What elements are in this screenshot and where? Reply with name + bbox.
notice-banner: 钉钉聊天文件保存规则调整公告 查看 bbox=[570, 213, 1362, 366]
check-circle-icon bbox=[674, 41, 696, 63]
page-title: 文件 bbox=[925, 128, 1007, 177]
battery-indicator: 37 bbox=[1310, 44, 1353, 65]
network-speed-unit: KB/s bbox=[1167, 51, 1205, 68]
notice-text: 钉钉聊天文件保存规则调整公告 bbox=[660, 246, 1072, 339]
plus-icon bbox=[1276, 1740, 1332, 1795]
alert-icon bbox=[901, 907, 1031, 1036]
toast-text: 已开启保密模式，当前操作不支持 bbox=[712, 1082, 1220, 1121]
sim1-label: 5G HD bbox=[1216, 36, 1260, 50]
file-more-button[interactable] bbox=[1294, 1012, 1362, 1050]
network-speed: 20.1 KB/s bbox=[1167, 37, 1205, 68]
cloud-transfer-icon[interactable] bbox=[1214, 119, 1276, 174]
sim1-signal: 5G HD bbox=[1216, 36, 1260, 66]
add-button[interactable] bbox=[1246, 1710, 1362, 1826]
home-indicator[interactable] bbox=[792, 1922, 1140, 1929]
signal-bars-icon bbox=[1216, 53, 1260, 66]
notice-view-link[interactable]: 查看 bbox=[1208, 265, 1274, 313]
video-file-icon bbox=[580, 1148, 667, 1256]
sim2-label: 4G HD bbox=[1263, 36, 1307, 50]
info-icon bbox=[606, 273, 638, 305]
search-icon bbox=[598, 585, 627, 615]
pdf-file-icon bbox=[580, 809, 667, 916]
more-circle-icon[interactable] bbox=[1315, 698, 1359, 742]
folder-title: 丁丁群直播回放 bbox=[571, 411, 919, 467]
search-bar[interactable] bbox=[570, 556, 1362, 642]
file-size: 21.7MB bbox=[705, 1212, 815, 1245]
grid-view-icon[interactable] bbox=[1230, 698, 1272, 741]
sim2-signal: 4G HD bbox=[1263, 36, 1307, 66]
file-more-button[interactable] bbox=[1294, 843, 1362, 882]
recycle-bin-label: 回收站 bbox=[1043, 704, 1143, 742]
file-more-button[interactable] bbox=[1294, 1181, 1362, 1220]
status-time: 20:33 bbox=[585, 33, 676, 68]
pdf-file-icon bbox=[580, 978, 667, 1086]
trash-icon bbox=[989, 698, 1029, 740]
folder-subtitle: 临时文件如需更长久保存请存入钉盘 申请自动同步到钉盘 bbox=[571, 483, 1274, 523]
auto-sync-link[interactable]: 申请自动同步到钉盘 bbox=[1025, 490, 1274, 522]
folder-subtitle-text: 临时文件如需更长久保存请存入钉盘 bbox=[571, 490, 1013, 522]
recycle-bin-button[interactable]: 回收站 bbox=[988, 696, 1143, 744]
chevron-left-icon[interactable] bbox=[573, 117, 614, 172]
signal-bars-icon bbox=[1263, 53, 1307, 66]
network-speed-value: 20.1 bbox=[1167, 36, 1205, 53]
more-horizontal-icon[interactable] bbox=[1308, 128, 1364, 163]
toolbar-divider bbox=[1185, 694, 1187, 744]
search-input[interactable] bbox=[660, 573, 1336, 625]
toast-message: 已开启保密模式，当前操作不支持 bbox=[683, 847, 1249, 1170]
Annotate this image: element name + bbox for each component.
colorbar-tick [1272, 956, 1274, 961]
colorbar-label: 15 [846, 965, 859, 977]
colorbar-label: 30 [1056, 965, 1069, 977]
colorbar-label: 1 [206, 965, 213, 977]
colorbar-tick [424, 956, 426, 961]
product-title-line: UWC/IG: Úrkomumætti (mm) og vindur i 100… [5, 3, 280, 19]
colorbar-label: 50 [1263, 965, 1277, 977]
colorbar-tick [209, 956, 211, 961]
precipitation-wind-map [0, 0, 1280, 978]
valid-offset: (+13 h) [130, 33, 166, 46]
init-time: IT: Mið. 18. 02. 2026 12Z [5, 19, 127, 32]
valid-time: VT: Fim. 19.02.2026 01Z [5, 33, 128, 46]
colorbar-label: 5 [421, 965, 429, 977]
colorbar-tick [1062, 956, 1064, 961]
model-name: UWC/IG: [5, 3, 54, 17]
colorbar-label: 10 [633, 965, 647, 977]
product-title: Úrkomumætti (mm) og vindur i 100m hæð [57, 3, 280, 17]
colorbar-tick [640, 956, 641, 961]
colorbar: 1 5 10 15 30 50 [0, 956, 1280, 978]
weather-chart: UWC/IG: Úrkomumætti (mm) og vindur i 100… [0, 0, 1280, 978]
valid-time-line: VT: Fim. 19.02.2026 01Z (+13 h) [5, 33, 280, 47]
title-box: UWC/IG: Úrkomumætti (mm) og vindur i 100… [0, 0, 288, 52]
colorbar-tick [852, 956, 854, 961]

# # # #

WHAT IS ASKED
Rewrite the records from the first line through the line that contains "battery-indicator: 37 bbox=[1310, 44, 1353, 65]", changing "check-circle-icon" to "checkmark-icon" and leaving everything else as it is.

SOLUTION TO THE PROBLEM
What elements are in this screenshot and where? Reply with name + bbox.
notice-banner: 钉钉聊天文件保存规则调整公告 查看 bbox=[570, 213, 1362, 366]
checkmark-icon bbox=[674, 41, 696, 63]
page-title: 文件 bbox=[925, 128, 1007, 177]
battery-indicator: 37 bbox=[1310, 44, 1353, 65]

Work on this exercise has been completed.